===== Material for the task =====

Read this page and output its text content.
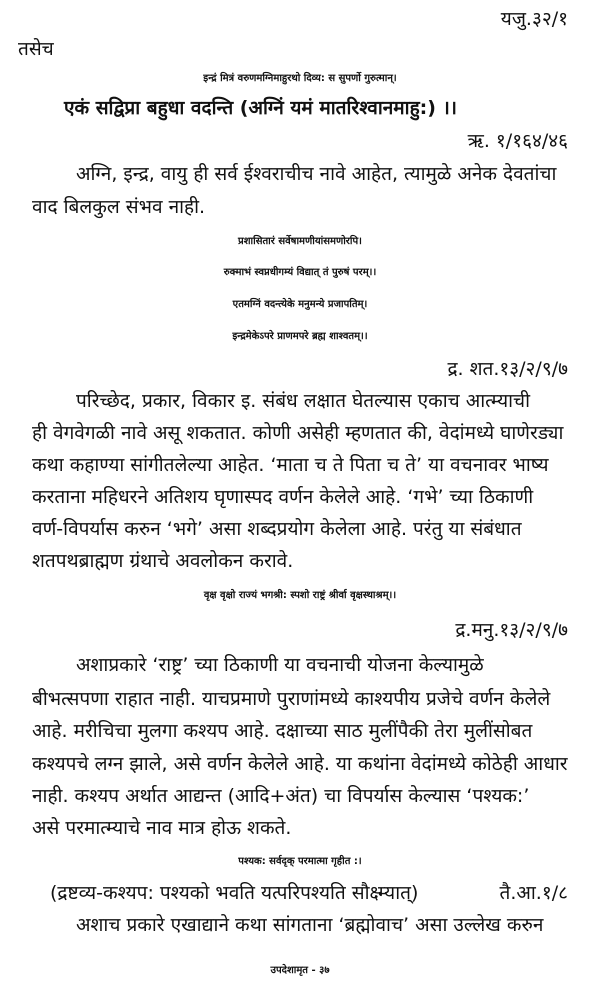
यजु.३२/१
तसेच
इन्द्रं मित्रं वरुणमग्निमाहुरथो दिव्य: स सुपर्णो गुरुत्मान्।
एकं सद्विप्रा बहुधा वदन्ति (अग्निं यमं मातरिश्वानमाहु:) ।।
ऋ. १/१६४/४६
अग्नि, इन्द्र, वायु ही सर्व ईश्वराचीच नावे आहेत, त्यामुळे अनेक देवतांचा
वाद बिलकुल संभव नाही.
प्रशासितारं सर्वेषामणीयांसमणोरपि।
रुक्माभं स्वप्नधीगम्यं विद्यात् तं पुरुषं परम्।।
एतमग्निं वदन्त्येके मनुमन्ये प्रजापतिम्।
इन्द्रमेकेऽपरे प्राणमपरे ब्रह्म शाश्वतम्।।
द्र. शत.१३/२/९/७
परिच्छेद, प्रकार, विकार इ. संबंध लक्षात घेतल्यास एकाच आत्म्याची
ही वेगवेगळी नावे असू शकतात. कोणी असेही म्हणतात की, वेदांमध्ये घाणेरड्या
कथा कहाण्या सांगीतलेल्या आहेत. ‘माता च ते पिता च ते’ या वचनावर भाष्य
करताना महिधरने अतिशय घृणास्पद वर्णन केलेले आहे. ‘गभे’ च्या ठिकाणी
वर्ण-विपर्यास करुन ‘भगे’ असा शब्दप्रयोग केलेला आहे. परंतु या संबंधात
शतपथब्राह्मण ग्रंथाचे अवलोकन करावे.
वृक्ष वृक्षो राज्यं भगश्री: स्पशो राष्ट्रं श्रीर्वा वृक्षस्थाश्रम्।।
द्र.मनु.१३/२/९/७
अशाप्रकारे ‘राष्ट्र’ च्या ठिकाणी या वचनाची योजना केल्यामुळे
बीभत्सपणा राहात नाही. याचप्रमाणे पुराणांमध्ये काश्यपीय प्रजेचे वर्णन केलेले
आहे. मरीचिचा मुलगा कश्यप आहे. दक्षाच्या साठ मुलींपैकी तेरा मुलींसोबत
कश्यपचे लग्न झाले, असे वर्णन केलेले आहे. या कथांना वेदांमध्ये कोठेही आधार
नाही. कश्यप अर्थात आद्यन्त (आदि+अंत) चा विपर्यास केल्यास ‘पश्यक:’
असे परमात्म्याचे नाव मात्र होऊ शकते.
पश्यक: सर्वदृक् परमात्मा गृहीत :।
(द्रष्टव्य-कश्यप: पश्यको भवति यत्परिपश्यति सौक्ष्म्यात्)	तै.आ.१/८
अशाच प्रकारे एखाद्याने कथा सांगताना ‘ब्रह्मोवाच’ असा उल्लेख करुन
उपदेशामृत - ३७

=====

§ **What is required**
An exact transcription of all the entries is required, without the pictures.

§ **Worked answer**
Read this page and output its text content.
यजु.३२/१
तसेच
इन्द्रं मित्रं वरुणमग्निमाहुरथो दिव्य: स सुपर्णो गुरुत्मान्।
एकं सद्विप्रा बहुधा वदन्ति (अग्निं यमं मातरिश्वानमाहु:) ।।
ऋ. १/१६४/४६
अग्नि, इन्द्र, वायु ही सर्व ईश्वराचीच नावे आहेत, त्यामुळे अनेक देवतांचा
वाद बिलकुल संभव नाही.
प्रशासितारं सर्वेषामणीयांसमणोरपि।
रुक्माभं स्वप्नधीगम्यं विद्यात् तं पुरुषं परम्।।
एतमग्निं वदन्त्येके मनुमन्ये प्रजापतिम्।
इन्द्रमेकेऽपरे प्राणमपरे ब्रह्म शाश्वतम्।।
द्र. शत.१३/२/९/७
परिच्छेद, प्रकार, विकार इ. संबंध लक्षात घेतल्यास एकाच आत्म्याची
ही वेगवेगळी नावे असू शकतात. कोणी असेही म्हणतात की, वेदांमध्ये घाणेरड्या
कथा कहाण्या सांगीतलेल्या आहेत. ‘माता च ते पिता च ते’ या वचनावर भाष्य
करताना महिधरने अतिशय घृणास्पद वर्णन केलेले आहे. ‘गभे’ च्या ठिकाणी
वर्ण-विपर्यास करुन ‘भगे’ असा शब्दप्रयोग केलेला आहे. परंतु या संबंधात
शतपथब्राह्मण ग्रंथाचे अवलोकन करावे.
वृक्ष वृक्षो राज्यं भगश्री: स्पशो राष्ट्रं श्रीर्वा वृक्षस्थाश्रम्।।
द्र.मनु.१३/२/९/७
अशाप्रकारे ‘राष्ट्र’ च्या ठिकाणी या वचनाची योजना केल्यामुळे
बीभत्सपणा राहात नाही. याचप्रमाणे पुराणांमध्ये काश्यपीय प्रजेचे वर्णन केलेले
आहे. मरीचिचा मुलगा कश्यप आहे. दक्षाच्या साठ मुलींपैकी तेरा मुलींसोबत
कश्यपचे लग्न झाले, असे वर्णन केलेले आहे. या कथांना वेदांमध्ये कोठेही आधार
नाही. कश्यप अर्थात आद्यन्त (आदि+अंत) चा विपर्यास केल्यास ‘पश्यक:’
असे परमात्म्याचे नाव मात्र होऊ शकते.
पश्यक: सर्वदृक् परमात्मा गृहीत :।
(द्रष्टव्य-कश्यप: पश्यको भवति यत्परिपश्यति सौक्ष्म्यात्)	तै.आ.१/८
अशाच प्रकारे एखाद्याने कथा सांगताना ‘ब्रह्मोवाच’ असा उल्लेख करुन
उपदेशामृत - ३७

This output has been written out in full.